Stored records

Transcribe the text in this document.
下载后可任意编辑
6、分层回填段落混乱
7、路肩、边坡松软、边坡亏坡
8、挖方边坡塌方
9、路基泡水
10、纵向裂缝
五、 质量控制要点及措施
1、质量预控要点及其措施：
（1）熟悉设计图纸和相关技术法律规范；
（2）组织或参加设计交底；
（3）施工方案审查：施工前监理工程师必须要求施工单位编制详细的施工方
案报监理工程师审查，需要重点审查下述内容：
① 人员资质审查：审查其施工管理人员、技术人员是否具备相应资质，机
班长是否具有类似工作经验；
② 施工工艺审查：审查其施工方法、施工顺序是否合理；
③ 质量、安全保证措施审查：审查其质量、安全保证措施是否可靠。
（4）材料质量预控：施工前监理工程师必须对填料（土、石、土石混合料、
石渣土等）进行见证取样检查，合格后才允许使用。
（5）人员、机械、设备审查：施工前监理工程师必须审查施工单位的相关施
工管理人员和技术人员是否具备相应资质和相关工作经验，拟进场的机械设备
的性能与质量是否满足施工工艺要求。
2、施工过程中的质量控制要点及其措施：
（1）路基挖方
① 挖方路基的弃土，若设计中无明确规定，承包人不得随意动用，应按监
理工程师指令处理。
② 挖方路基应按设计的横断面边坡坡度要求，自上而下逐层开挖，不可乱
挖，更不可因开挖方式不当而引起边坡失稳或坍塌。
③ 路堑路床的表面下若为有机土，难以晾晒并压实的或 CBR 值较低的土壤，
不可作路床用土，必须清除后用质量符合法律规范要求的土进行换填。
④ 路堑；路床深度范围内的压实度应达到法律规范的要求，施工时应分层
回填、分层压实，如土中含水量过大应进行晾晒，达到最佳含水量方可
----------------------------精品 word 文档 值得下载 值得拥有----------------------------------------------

▶ **Your goal**
Set down the listing in full, keeping every word exactly as it is.

▶ **Written answer**
Transcribe the text in this document.
下载后可任意编辑
6、分层回填段落混乱
7、路肩、边坡松软、边坡亏坡
8、挖方边坡塌方
9、路基泡水
10、纵向裂缝
五、 质量控制要点及措施
1、质量预控要点及其措施：
（1）熟悉设计图纸和相关技术法律规范；
（2）组织或参加设计交底；
（3）施工方案审查：施工前监理工程师必须要求施工单位编制详细的施工方
案报监理工程师审查，需要重点审查下述内容：
① 人员资质审查：审查其施工管理人员、技术人员是否具备相应资质，机
班长是否具有类似工作经验；
② 施工工艺审查：审查其施工方法、施工顺序是否合理；
③ 质量、安全保证措施审查：审查其质量、安全保证措施是否可靠。
（4）材料质量预控：施工前监理工程师必须对填料（土、石、土石混合料、
石渣土等）进行见证取样检查，合格后才允许使用。
（5）人员、机械、设备审查：施工前监理工程师必须审查施工单位的相关施
工管理人员和技术人员是否具备相应资质和相关工作经验，拟进场的机械设备
的性能与质量是否满足施工工艺要求。
2、施工过程中的质量控制要点及其措施：
（1）路基挖方
① 挖方路基的弃土，若设计中无明确规定，承包人不得随意动用，应按监
理工程师指令处理。
② 挖方路基应按设计的横断面边坡坡度要求，自上而下逐层开挖，不可乱
挖，更不可因开挖方式不当而引起边坡失稳或坍塌。
③ 路堑路床的表面下若为有机土，难以晾晒并压实的或 CBR 值较低的土壤，
不可作路床用土，必须清除后用质量符合法律规范要求的土进行换填。
④ 路堑；路床深度范围内的压实度应达到法律规范的要求，施工时应分层
回填、分层压实，如土中含水量过大应进行晾晒，达到最佳含水量方可
----------------------------精品 word 文档 值得下载 值得拥有----------------------------------------------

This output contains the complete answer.